* **FRAGMENTO DEL DOCUMENTO**:
::::
«¿Qué estáis dispuestos a darme, si os lo entrego?». Así comienza el trato Judas Iscariote, discípulo del Señor. El Evangelio prosigue con laconismo: «se ajustaron en treinta monedas de plata». Fue un trato fácil, cerrado con nocturnidad y alevosía.
¡Qué fácil fue cerrar la traición! El Maestro consciente de que ha llegado su hora, prepara una fiesta de despida con los amigos: hay que celebrar la Pascua. Y da las órdenes oportunas: «Id, y decidle: deseo celebrar la Pascua en tu casa con mis discípulos».
Jesús, sentado a la mesa, quiere abrir su corazón a las confidencias. Les quiere mostrar a los discípulos que es plenamente consciente del momento: «uno de vosotros me va a entregar», dirá en alta voz como un desafío. Y los comensales, desconcertados quieren eludir la responsabilidad y preguntan angustiados: «¿seré yo, Maestro?»
Ni en estos momentos de angustia saben los discípulos ponerse junto al Maestro. Simplemente quieren eludir responsabilidades y «quitarse el muerto de encima». Lo realmente importante para estos corazones egoístas no es que Tú, el Maestro y Amigo, vas a morir, sino que ellos no quieren ser los responsable.
El Maestro sentencia que «aquel que moje el pan el su plato será el traidor». Todos sabemos que fue Judas Iscariote; sin embargo, en aquel plato de sopa, donde mojó su pan Judas, todos metimos la mano. Tu muerte fue, Señor, el final de un aplauso de muchas manos egoístas cerradas por el pecado. Y desde la Cruz, Señor, sólo Tú fuiste capaz de volver a darle al hombre la capacidad de abrir las manos para darse y entregarse. Comenzaste Tú, abriéndolas en la Cruz con un abrazo de amor y perdón.
::::
Entradas de datos extraídos
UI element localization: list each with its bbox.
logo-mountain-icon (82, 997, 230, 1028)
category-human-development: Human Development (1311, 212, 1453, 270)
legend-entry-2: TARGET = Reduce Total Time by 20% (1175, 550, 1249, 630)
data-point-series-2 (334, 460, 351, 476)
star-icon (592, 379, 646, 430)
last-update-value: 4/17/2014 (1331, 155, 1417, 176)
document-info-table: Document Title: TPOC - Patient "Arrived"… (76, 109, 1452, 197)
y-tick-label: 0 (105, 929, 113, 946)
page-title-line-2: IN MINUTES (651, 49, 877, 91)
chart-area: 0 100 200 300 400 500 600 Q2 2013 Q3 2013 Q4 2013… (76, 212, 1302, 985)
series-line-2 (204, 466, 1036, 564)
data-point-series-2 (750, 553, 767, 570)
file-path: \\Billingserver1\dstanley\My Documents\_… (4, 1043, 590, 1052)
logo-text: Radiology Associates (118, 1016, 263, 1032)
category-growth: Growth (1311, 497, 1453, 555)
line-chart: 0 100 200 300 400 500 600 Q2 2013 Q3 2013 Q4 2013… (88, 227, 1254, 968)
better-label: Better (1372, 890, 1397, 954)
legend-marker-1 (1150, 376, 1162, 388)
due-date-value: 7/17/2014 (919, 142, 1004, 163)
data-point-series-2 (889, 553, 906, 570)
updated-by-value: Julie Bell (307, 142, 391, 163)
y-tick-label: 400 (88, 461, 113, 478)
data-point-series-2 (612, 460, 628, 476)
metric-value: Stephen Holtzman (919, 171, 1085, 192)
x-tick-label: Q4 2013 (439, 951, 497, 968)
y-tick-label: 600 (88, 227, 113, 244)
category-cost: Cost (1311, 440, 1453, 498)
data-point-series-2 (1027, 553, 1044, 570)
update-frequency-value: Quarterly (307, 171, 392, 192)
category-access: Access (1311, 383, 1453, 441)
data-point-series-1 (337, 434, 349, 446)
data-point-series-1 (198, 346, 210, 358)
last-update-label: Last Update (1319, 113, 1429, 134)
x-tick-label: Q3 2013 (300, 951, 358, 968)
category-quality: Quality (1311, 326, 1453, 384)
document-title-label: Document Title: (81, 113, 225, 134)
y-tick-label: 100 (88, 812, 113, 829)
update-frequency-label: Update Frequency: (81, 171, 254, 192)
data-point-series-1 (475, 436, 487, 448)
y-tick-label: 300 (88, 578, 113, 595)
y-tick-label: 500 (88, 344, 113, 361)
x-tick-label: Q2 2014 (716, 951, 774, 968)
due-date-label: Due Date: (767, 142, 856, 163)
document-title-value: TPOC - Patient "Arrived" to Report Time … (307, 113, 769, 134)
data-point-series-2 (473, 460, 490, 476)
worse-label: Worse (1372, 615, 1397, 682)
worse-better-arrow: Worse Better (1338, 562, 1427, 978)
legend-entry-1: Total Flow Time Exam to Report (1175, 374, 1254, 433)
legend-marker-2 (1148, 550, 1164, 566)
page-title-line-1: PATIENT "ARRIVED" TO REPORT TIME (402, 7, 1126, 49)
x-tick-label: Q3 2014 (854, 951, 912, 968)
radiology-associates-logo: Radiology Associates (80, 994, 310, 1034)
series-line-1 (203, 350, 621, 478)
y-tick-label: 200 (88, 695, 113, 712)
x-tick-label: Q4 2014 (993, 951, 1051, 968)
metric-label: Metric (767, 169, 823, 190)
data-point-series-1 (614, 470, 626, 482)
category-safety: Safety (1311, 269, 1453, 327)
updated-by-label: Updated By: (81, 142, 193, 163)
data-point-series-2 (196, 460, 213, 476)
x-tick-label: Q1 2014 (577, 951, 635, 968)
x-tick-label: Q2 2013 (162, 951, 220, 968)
::::
* **ACCIÓN REQUERIDA**: Según el fragmento sobre la traición de Judas, ¿en qué cantidad se ajustó el trato? Las filas constituyen material independiente del fragmento.

* **EJERCICIO RESUELTO**: En treinta monedas de plata.